=== Supplied data ===

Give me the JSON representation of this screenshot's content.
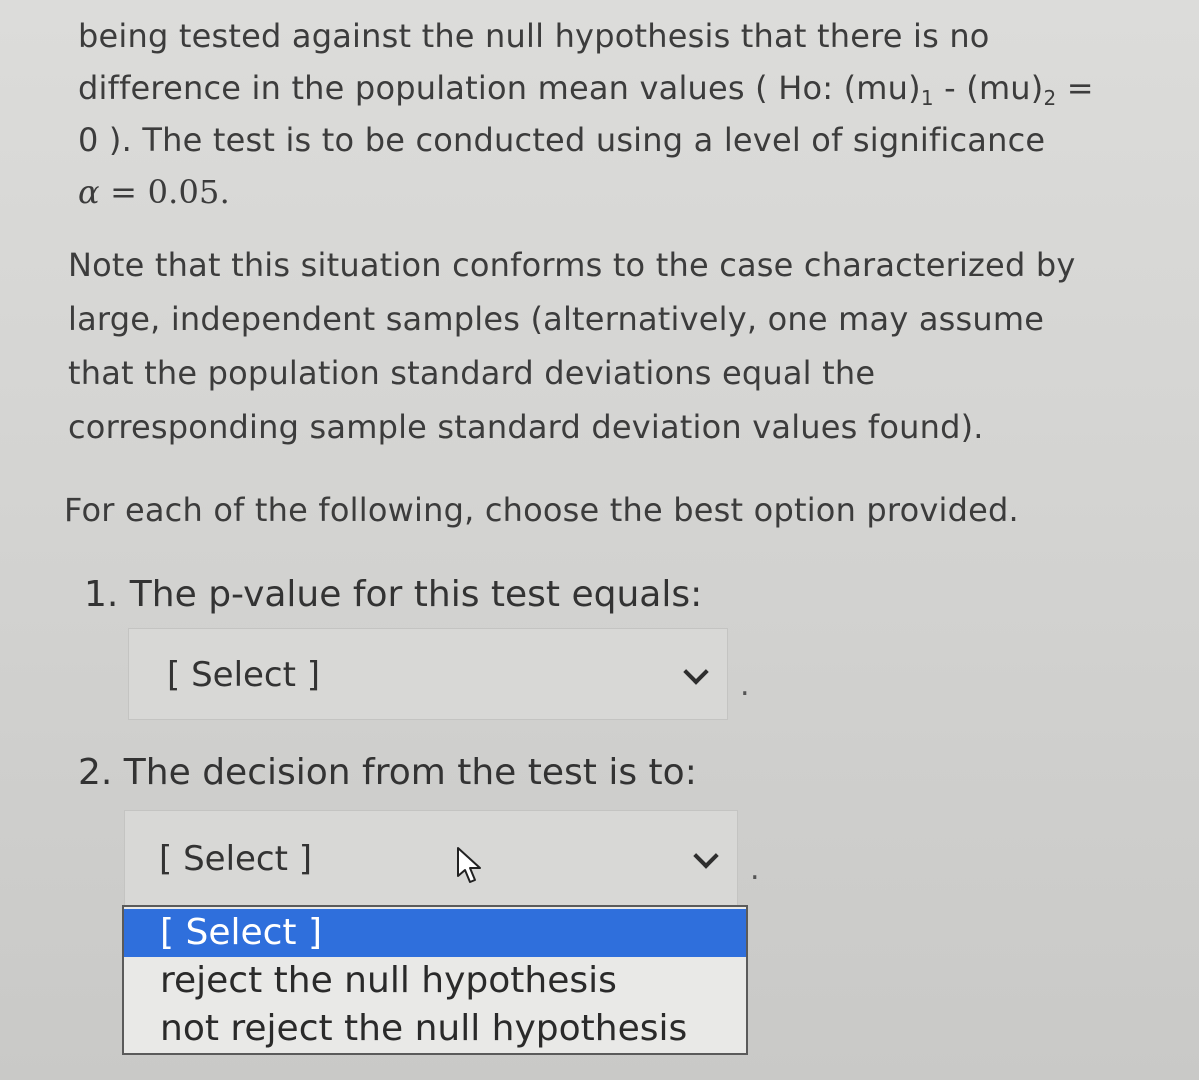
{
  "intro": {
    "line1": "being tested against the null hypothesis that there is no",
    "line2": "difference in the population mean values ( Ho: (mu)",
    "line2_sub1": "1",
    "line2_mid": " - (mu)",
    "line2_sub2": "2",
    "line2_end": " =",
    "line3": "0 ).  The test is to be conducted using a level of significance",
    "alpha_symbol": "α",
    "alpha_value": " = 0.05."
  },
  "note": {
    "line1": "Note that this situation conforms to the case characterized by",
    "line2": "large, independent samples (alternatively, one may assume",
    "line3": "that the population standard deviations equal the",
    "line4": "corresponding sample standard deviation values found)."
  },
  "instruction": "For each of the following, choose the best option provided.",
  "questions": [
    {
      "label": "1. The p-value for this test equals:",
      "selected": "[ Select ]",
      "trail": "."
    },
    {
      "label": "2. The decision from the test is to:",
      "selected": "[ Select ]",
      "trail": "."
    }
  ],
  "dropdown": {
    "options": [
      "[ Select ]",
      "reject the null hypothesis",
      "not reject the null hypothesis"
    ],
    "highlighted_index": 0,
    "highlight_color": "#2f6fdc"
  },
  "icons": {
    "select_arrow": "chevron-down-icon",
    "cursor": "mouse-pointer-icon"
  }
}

===

> [Aim]: Pick out the lines that have the word "values". Copy them all.

> [The result]:
    "line2": "difference in the population mean values ( Ho: (mu)",
    "line4": "corresponding sample standard deviation values found)."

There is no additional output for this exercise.